- [Short problem]: Reproduce every one of the rows below verbatim, keeping each line in its original order and form.

Begin

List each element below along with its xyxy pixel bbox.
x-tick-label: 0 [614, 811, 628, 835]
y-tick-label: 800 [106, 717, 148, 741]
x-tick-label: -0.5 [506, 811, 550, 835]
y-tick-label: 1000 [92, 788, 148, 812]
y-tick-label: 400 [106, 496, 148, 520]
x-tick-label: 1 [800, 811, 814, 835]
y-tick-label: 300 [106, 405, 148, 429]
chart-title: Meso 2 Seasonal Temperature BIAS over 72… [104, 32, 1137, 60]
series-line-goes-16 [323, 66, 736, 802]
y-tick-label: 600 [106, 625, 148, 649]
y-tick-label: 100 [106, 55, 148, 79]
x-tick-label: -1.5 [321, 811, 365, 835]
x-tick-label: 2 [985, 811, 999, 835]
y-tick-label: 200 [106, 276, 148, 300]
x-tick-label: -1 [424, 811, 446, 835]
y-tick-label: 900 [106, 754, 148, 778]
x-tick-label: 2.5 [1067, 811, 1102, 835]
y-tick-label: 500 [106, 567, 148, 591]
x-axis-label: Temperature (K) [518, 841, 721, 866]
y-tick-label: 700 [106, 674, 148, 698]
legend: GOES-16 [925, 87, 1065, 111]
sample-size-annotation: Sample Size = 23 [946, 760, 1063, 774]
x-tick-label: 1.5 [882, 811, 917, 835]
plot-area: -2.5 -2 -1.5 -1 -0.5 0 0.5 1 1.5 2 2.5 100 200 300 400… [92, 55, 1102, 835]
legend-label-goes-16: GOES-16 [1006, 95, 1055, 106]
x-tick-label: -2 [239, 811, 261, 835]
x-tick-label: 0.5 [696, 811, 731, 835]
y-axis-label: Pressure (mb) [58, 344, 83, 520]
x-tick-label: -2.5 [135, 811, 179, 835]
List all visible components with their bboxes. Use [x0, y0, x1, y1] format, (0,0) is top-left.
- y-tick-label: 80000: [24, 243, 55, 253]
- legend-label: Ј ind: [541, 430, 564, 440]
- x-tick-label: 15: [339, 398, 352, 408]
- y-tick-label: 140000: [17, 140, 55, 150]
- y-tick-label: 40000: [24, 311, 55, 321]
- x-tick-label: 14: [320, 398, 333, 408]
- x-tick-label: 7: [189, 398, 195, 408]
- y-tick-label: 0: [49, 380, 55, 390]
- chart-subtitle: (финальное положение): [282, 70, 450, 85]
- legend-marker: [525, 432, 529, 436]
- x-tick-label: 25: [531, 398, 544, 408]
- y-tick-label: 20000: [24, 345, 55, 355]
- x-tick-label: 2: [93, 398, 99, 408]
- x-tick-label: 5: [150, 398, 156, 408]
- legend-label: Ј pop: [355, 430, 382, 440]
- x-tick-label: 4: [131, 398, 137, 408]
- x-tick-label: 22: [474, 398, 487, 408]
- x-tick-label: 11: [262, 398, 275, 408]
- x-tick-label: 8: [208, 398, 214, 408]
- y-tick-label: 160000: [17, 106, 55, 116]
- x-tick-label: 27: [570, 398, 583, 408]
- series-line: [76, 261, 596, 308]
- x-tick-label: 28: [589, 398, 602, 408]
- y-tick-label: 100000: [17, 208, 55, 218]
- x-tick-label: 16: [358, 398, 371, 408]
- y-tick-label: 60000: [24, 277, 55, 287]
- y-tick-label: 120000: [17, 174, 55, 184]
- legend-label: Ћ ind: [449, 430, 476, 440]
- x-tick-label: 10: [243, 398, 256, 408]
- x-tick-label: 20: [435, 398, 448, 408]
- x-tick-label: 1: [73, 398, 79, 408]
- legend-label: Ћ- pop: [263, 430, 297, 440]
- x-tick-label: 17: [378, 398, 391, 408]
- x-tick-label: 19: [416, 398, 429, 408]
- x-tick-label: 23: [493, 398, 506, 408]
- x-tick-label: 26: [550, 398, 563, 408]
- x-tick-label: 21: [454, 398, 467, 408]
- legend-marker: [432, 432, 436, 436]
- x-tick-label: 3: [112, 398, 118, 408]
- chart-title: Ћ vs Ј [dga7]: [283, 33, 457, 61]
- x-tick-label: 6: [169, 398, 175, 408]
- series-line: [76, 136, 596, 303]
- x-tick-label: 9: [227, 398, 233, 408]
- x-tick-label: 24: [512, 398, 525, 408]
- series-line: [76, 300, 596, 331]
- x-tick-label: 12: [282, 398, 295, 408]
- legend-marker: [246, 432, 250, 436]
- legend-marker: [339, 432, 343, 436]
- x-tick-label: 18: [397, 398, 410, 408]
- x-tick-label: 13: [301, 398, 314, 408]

End

- [Result for this task]:
List each element below along with its xyxy pixel bbox.
x-tick-label: 0 [614, 811, 628, 835]
y-tick-label: 800 [106, 717, 148, 741]
x-tick-label: -0.5 [506, 811, 550, 835]
y-tick-label: 1000 [92, 788, 148, 812]
y-tick-label: 400 [106, 496, 148, 520]
x-tick-label: 1 [800, 811, 814, 835]
y-tick-label: 300 [106, 405, 148, 429]
chart-title: Meso 2 Seasonal Temperature BIAS over 72… [104, 32, 1137, 60]
series-line-goes-16 [323, 66, 736, 802]
y-tick-label: 600 [106, 625, 148, 649]
y-tick-label: 100 [106, 55, 148, 79]
x-tick-label: -1.5 [321, 811, 365, 835]
x-tick-label: 2 [985, 811, 999, 835]
y-tick-label: 200 [106, 276, 148, 300]
x-tick-label: -1 [424, 811, 446, 835]
y-tick-label: 900 [106, 754, 148, 778]
x-tick-label: 2.5 [1067, 811, 1102, 835]
y-tick-label: 500 [106, 567, 148, 591]
x-axis-label: Temperature (K) [518, 841, 721, 866]
y-tick-label: 700 [106, 674, 148, 698]
legend: GOES-16 [925, 87, 1065, 111]
sample-size-annotation: Sample Size = 23 [946, 760, 1063, 774]
x-tick-label: 1.5 [882, 811, 917, 835]
plot-area: -2.5 -2 -1.5 -1 -0.5 0 0.5 1 1.5 2 2.5 100 200 300 400… [92, 55, 1102, 835]
legend-label-goes-16: GOES-16 [1006, 95, 1055, 106]
x-tick-label: -2 [239, 811, 261, 835]
x-tick-label: 0.5 [696, 811, 731, 835]
y-axis-label: Pressure (mb) [58, 344, 83, 520]
x-tick-label: -2.5 [135, 811, 179, 835]
List all visible components with their bboxes. Use [x0, y0, x1, y1] format, (0,0) is top-left.
- y-tick-label: 80000: [24, 243, 55, 253]
- legend-label: Ј ind: [541, 430, 564, 440]
- x-tick-label: 15: [339, 398, 352, 408]
- y-tick-label: 140000: [17, 140, 55, 150]
- y-tick-label: 40000: [24, 311, 55, 321]
- x-tick-label: 14: [320, 398, 333, 408]
- x-tick-label: 7: [189, 398, 195, 408]
- y-tick-label: 0: [49, 380, 55, 390]
- chart-subtitle: (финальное положение): [282, 70, 450, 85]
- legend-marker: [525, 432, 529, 436]
- x-tick-label: 25: [531, 398, 544, 408]
- y-tick-label: 20000: [24, 345, 55, 355]
- x-tick-label: 2: [93, 398, 99, 408]
- x-tick-label: 5: [150, 398, 156, 408]
- legend-label: Ј pop: [355, 430, 382, 440]
- x-tick-label: 4: [131, 398, 137, 408]
- x-tick-label: 22: [474, 398, 487, 408]
- x-tick-label: 11: [262, 398, 275, 408]
- x-tick-label: 8: [208, 398, 214, 408]
- y-tick-label: 160000: [17, 106, 55, 116]
- x-tick-label: 27: [570, 398, 583, 408]
- series-line: [76, 261, 596, 308]
- x-tick-label: 28: [589, 398, 602, 408]
- y-tick-label: 100000: [17, 208, 55, 218]
- x-tick-label: 16: [358, 398, 371, 408]
- y-tick-label: 60000: [24, 277, 55, 287]
- y-tick-label: 120000: [17, 174, 55, 184]
- legend-label: Ћ ind: [449, 430, 476, 440]
- x-tick-label: 10: [243, 398, 256, 408]
- x-tick-label: 20: [435, 398, 448, 408]
- x-tick-label: 1: [73, 398, 79, 408]
- legend-label: Ћ- pop: [263, 430, 297, 440]
- x-tick-label: 17: [378, 398, 391, 408]
- x-tick-label: 19: [416, 398, 429, 408]
- x-tick-label: 23: [493, 398, 506, 408]
- x-tick-label: 26: [550, 398, 563, 408]
- x-tick-label: 21: [454, 398, 467, 408]
- legend-marker: [432, 432, 436, 436]
- x-tick-label: 3: [112, 398, 118, 408]
- chart-title: Ћ vs Ј [dga7]: [283, 33, 457, 61]
- x-tick-label: 6: [169, 398, 175, 408]
- series-line: [76, 136, 596, 303]
- x-tick-label: 9: [227, 398, 233, 408]
- x-tick-label: 24: [512, 398, 525, 408]
- series-line: [76, 300, 596, 331]
- x-tick-label: 12: [282, 398, 295, 408]
- legend-marker: [246, 432, 250, 436]
- legend-marker: [339, 432, 343, 436]
- x-tick-label: 18: [397, 398, 410, 408]
- x-tick-label: 13: [301, 398, 314, 408]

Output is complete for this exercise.